Textabschnitt:

■ ■ ■ ■

Dr. Jonas Hennig: Rhetorisches Talent, selbstbewusstes Auftreten und eine schnelle Auffassungsgabe. Die Fähigkeit zu zweifeln, wo für andere feststeht, was passiert ist, hilft ebenso wie ein gewisses Bedürfnis, Autoritäten in Fragen zu stellen. Bei uns ist zudem Teamfähigkeit eine unverzichtbare Voraussetzung.

iurratio: Erfahrung im Strafprozess ist für Strafverteidiger besonders wichtig. Da Berufsanfänger diese naturgemäß noch nicht haben, findet hier ein „Training on the job“ im Sinne eines Heranführens von kleinen zu großen Aufgaben statt?

Dr. Jonas Hennig: Bei uns ist das der Fall. Alle Associates begleiten mehrfach Partner bei kleinen und großen Verfahren und sind dort bereits „vorne in Robe“ mit dabei. Zudem gibt es einen „Associate-Buddy“ in den ersten Monaten. Sobald die ersten Verfahren alleine bestritten werden, gibt es ein wöchentliches Mentoring-Programm bei den Partnern.

■ ■ ■ ■

Entnommenes Material:
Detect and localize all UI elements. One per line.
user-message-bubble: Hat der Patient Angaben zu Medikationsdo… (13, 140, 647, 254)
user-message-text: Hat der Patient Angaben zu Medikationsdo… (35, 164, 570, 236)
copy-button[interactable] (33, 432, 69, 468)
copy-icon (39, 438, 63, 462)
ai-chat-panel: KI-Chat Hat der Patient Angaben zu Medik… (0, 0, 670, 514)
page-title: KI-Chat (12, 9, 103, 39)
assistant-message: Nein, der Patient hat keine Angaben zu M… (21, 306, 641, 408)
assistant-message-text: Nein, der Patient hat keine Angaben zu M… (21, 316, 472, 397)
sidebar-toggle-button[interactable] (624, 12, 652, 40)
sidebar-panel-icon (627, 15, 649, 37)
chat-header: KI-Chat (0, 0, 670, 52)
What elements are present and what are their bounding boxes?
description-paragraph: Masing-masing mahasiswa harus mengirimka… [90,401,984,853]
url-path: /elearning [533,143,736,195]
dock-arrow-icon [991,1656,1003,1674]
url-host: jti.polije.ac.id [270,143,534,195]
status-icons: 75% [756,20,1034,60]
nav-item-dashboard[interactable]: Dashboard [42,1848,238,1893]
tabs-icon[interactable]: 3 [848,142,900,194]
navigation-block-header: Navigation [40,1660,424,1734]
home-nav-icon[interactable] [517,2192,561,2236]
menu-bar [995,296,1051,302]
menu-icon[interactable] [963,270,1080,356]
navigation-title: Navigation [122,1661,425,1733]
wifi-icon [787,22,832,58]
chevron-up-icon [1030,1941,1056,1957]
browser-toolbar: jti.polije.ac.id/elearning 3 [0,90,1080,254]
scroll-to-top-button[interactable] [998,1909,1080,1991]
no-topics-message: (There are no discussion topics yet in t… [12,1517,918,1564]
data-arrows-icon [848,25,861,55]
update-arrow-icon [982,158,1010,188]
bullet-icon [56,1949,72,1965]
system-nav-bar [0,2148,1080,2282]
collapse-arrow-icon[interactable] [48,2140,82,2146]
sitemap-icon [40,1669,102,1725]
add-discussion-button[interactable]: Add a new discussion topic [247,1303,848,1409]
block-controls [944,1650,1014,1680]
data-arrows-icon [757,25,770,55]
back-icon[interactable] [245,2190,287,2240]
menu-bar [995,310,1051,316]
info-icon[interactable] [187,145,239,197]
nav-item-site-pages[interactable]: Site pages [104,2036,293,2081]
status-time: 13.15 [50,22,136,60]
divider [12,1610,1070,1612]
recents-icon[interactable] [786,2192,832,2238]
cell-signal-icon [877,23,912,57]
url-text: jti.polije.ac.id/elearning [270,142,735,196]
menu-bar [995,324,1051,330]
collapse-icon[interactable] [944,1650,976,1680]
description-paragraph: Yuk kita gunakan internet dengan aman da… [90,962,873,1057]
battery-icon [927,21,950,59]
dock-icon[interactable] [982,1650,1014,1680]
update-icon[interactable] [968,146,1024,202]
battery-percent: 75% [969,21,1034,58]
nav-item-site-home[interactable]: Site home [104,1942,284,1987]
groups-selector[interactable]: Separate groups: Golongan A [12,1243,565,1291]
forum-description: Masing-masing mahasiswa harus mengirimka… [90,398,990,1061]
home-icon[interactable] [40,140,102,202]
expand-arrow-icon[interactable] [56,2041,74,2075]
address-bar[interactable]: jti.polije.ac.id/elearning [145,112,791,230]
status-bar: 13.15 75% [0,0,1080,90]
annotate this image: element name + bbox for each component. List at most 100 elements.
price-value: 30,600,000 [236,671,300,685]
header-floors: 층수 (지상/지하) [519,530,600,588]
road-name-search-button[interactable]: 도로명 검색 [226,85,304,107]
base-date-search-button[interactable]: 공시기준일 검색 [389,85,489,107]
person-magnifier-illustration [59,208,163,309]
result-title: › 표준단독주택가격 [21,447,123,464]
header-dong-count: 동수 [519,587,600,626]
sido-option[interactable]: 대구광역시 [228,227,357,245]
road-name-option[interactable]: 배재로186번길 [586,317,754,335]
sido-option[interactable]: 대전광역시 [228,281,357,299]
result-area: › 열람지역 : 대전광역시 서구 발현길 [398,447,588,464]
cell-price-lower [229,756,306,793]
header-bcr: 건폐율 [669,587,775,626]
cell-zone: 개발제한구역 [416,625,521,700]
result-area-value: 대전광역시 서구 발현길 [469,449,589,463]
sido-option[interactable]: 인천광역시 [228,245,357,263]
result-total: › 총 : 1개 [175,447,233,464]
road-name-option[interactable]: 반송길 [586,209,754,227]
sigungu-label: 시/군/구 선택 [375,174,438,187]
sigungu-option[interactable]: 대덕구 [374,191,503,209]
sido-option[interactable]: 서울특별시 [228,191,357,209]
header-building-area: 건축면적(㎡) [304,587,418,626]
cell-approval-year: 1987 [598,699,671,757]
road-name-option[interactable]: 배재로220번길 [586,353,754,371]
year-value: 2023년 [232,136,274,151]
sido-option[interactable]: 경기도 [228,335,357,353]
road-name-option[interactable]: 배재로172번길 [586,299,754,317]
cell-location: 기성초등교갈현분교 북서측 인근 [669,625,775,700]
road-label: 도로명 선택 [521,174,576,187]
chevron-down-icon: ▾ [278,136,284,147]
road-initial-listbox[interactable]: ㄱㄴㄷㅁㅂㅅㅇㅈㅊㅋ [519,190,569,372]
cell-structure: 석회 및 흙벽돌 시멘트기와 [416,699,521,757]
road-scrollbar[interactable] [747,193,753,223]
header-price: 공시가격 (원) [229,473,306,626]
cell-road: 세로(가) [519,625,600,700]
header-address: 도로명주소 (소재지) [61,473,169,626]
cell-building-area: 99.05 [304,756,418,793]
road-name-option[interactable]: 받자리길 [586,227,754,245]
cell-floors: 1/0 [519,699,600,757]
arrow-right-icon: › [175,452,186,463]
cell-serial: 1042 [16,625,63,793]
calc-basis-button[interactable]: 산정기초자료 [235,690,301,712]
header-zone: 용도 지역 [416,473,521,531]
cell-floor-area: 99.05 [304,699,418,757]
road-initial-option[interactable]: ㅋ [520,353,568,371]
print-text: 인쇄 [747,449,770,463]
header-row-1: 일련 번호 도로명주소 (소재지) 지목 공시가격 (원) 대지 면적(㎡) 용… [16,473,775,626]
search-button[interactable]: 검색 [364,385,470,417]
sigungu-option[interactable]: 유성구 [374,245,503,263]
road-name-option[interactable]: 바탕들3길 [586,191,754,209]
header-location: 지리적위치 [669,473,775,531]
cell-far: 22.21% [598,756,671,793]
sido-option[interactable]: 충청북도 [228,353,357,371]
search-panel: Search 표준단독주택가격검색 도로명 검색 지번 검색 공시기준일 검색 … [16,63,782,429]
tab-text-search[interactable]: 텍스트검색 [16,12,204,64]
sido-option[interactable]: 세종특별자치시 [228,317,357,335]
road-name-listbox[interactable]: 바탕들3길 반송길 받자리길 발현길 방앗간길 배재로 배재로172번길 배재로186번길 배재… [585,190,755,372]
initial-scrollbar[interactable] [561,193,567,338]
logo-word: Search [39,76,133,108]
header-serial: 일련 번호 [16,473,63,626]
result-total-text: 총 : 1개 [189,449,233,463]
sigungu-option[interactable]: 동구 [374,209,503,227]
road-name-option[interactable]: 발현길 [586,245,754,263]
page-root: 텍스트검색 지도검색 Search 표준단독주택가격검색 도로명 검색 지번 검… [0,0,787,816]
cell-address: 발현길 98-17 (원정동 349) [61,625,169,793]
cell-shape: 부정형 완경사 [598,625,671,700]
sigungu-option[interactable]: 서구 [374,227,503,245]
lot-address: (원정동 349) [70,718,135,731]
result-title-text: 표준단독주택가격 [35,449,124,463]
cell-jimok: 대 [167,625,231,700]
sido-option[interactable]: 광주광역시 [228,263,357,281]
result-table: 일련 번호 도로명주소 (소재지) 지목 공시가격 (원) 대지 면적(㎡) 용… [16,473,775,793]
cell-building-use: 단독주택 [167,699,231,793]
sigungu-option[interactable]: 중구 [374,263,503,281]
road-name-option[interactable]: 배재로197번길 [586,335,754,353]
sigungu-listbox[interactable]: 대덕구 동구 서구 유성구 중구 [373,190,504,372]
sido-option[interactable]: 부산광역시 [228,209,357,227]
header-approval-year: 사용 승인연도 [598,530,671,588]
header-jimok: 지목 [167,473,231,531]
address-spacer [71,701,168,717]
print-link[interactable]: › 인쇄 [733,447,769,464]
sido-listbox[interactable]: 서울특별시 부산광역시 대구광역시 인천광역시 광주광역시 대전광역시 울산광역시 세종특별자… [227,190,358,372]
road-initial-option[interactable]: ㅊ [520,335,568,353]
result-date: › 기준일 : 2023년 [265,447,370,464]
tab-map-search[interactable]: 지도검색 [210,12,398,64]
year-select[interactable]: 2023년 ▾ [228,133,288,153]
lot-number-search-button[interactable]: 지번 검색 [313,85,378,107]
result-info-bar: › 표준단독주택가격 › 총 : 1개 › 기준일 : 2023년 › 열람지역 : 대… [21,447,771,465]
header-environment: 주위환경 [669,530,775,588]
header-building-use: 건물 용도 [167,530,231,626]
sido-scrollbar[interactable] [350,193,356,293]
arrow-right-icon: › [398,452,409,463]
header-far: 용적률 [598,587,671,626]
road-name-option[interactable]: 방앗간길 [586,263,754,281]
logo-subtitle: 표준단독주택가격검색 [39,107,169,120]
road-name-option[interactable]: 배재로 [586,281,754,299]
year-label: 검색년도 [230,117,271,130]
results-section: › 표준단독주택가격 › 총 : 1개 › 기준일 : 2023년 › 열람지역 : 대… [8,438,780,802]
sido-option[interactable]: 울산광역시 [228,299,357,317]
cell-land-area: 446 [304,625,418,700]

■ ■ ■ ■

Aufgabe 1:
Beantworten Sie anhand des Interviews zur Strafverteidigung die folgenden Fragen:
(a) Welche Voraussetzung nennt Dr. Jonas Hennig als unverzichtbar?
(b) Was gibt es laut Dr. Jonas Hennig in den ersten Monaten?
(c) Wie oft findet das Mentoring-Programm bei den Partnern statt, sobald die ersten Verfahren alleine bestritten werden?
Aufgabe 2: Führen Sie das Interview zur Ausbildung in der Strafverteidigung nach der letzten Antwort von Dr. Jonas Hennig weiter.

Lösung 1:
(a) Teamfähigkeit
(b) Einen „Associate-Buddy“
(c) Wöchentlich

Lösung 2:
iurratio: Welche Anforderungen stellen Sie an Referendare/WissMits bzw. an Berufsanfänger für eine Tätigkeit als Strafverteidiger in Ihrer Kanzlei?

Dr. Jonas Hennig: Grundsätzlich ein befriedigend im ersten Staatsexamen, bei WissMits ist ein Prädikat nicht zwingend aber wünschenswert. Teamfähigkeit und echtes Interesse am Strafrecht sind unverzichtbar.

Weiterbildung

iurratio: Was würden Sie Bewerbern raten, die sich für eine Karriere im Strafrecht interessieren? Welche Schwerpunkte sollten sie bei ihrer Ausbildung setzen, auf welche fachübergreifenden Fähigkeiten Wert legen?

Dr. Jonas Hennig: Der Schwerpunkt Kriminologie ist sinnvoll, aber nicht zwingend. Rhetorische Fähigkeiten in Schrift und Wort sollten früh geschult werden. Wer die Möglichkeit hat, aussagepsychologische Kenntnisse zu erwerben, sollte dies nutzen. Im Wirtschaftsstrafrecht können zudem Kenntnisse im Gesellschaftsrecht oder anderen Gebieten des Wirtschaftsrechts von Vorteil sein. Für eine Verteidigung in Steuerstrafverfahren sind steuerrechtliche Kenntnisse unverzichtbar.

iurratio: Wie kann man sich Ihrer Meinung nach schon im Referendariat am besten auf eine Tätigkeit als Strafverteidiger vorbereiten?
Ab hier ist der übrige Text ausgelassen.